>>>>

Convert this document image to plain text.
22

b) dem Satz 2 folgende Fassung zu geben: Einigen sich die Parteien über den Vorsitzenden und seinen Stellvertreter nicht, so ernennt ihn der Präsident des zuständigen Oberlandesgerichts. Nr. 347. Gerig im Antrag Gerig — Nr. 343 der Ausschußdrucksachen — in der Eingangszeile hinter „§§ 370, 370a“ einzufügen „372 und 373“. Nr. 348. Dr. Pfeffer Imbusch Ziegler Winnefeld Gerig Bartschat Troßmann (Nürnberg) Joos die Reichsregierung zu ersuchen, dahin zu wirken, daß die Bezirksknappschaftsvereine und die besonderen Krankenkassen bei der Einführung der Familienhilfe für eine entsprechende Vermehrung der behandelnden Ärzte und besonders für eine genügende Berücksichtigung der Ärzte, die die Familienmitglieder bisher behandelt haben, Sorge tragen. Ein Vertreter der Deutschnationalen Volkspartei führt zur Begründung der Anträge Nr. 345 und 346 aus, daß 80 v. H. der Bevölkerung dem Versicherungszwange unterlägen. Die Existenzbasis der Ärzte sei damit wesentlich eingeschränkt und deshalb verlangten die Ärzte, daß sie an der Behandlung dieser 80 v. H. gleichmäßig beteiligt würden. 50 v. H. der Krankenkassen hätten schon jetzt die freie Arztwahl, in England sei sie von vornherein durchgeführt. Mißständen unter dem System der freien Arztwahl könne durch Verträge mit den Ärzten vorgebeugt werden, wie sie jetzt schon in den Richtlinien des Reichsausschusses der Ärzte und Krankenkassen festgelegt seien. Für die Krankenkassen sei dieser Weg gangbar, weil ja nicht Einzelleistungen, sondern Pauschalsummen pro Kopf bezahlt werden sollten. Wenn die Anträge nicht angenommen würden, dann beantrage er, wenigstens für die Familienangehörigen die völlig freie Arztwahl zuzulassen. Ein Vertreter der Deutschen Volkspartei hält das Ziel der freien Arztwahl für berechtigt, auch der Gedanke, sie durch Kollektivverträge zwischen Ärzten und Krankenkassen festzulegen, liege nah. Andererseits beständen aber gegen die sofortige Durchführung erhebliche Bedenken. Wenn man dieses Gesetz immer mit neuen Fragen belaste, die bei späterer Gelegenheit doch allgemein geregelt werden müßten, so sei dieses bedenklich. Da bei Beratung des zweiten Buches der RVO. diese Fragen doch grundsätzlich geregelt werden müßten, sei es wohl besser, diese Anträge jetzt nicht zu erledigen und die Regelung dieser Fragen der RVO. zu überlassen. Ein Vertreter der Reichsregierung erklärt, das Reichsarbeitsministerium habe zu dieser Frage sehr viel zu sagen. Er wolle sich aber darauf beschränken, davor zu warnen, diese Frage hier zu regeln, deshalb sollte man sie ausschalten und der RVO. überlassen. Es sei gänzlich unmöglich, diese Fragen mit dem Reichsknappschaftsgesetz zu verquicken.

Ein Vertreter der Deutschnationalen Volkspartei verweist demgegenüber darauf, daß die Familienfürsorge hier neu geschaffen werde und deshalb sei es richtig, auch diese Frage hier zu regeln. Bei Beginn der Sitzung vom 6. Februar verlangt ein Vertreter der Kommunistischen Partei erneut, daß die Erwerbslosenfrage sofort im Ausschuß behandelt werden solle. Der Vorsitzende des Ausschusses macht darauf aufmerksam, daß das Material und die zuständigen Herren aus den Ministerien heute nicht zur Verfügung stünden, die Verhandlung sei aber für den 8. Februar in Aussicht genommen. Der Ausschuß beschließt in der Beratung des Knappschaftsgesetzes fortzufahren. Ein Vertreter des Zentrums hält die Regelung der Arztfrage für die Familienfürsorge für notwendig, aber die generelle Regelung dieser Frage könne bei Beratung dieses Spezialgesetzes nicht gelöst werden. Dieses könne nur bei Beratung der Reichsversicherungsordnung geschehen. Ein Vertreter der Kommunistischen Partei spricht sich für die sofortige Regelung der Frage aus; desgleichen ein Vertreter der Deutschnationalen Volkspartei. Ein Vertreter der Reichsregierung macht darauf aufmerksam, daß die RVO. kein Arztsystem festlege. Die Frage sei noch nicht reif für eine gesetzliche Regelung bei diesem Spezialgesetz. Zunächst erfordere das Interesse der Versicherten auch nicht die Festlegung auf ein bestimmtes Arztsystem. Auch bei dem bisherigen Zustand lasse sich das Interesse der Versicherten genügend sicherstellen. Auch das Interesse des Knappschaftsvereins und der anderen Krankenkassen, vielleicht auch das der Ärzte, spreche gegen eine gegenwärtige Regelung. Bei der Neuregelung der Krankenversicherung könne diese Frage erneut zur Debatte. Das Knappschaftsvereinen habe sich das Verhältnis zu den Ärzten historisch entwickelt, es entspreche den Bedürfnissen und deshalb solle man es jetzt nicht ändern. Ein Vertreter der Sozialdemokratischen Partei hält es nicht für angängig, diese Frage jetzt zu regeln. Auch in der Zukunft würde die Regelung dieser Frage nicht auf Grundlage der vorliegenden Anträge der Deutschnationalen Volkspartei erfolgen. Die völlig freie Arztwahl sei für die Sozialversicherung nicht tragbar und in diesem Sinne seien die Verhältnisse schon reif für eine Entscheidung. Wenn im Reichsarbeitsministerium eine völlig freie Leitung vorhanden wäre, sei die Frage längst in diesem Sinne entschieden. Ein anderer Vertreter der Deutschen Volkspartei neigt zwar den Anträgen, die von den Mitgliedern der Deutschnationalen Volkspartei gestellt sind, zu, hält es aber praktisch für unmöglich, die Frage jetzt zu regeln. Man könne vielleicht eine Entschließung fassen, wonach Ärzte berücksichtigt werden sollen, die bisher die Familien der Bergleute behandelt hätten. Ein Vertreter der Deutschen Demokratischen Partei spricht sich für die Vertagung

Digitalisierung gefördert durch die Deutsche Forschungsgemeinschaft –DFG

<<<<
>>>>

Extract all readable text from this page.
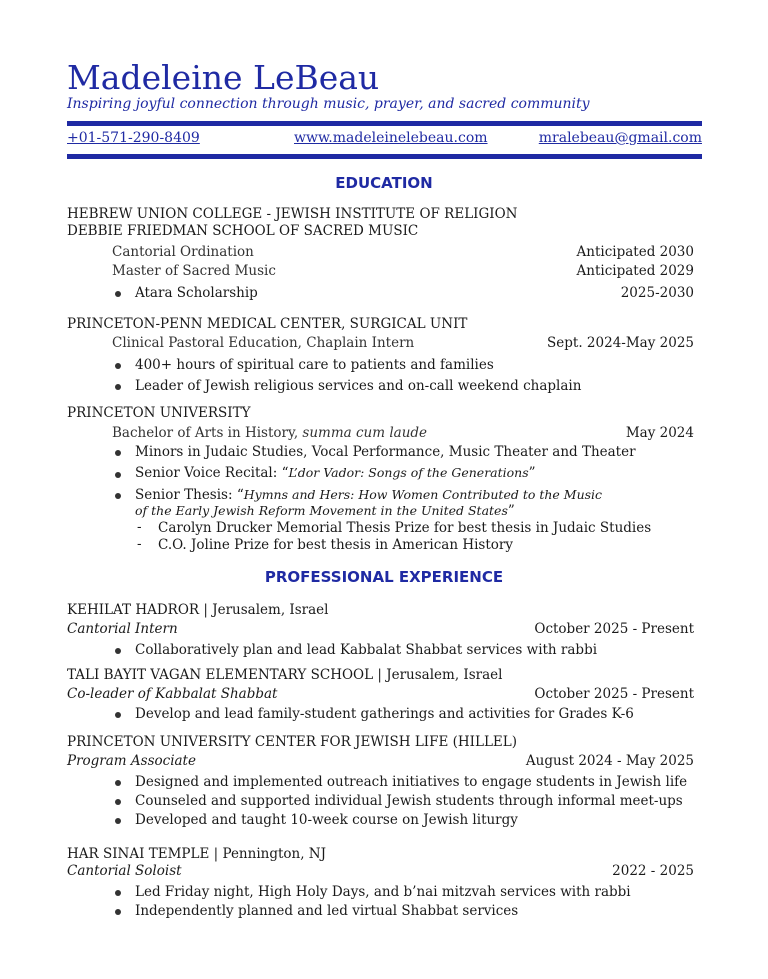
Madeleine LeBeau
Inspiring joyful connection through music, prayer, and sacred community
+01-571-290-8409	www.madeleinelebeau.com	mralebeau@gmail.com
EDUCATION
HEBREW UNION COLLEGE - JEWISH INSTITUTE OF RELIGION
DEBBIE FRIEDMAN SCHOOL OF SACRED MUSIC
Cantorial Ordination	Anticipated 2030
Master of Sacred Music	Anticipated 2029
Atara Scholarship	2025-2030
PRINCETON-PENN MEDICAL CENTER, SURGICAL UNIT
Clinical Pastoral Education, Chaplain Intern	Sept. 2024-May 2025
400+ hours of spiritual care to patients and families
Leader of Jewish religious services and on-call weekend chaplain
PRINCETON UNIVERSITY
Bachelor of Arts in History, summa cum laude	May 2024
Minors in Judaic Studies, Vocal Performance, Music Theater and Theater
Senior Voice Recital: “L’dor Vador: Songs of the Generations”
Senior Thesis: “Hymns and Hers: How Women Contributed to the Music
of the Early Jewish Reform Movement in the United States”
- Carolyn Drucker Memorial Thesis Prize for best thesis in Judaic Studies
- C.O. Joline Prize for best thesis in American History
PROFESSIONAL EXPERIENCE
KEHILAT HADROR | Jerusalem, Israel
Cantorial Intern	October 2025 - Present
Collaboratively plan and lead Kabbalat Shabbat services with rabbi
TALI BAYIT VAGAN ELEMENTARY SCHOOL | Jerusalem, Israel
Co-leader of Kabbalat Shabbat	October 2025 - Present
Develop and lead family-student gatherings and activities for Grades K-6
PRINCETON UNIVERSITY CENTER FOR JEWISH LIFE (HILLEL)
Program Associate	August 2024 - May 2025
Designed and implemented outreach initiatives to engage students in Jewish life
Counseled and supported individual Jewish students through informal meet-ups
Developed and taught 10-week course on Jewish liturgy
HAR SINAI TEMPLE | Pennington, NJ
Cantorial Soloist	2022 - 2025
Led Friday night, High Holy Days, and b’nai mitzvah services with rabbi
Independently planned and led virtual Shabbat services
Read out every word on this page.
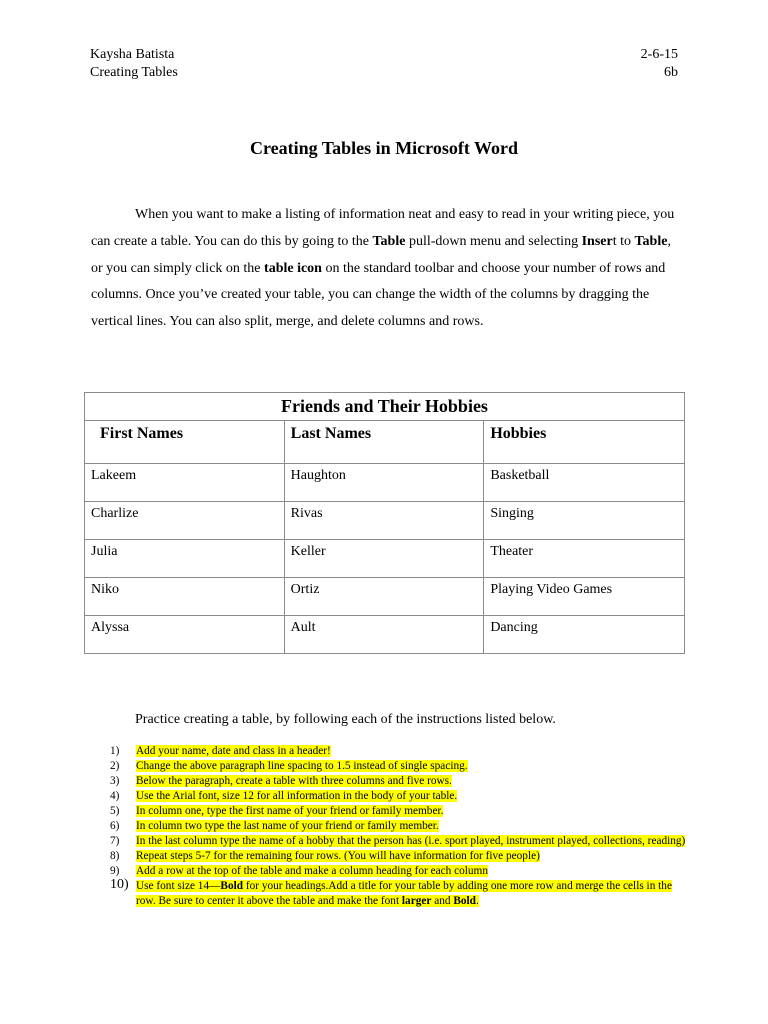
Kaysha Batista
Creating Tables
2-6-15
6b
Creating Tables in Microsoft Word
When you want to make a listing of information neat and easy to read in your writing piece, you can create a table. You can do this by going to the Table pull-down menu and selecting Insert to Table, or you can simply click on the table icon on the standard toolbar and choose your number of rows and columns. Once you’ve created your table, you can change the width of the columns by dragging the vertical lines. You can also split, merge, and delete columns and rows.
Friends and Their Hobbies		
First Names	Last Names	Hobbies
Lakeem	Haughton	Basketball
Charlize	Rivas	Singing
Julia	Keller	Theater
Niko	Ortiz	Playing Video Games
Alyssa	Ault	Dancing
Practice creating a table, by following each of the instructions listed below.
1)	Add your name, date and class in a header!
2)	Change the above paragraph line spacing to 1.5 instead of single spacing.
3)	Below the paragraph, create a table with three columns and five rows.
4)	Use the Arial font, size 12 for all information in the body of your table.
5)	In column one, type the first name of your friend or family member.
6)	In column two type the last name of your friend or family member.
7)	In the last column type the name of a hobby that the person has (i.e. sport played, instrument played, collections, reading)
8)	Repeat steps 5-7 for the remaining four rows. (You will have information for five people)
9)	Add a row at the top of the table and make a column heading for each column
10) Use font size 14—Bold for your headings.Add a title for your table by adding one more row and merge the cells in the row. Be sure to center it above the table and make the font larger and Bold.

<<<<

• [THE PROBLEM]
Only lines holding "Intern" are wanted; copy all of them from the listing.

• [EXERCISE ANSWER]
Clinical Pastoral Education, Chaplain Intern	Sept. 2024-May 2025
Cantorial Intern	October 2025 - Present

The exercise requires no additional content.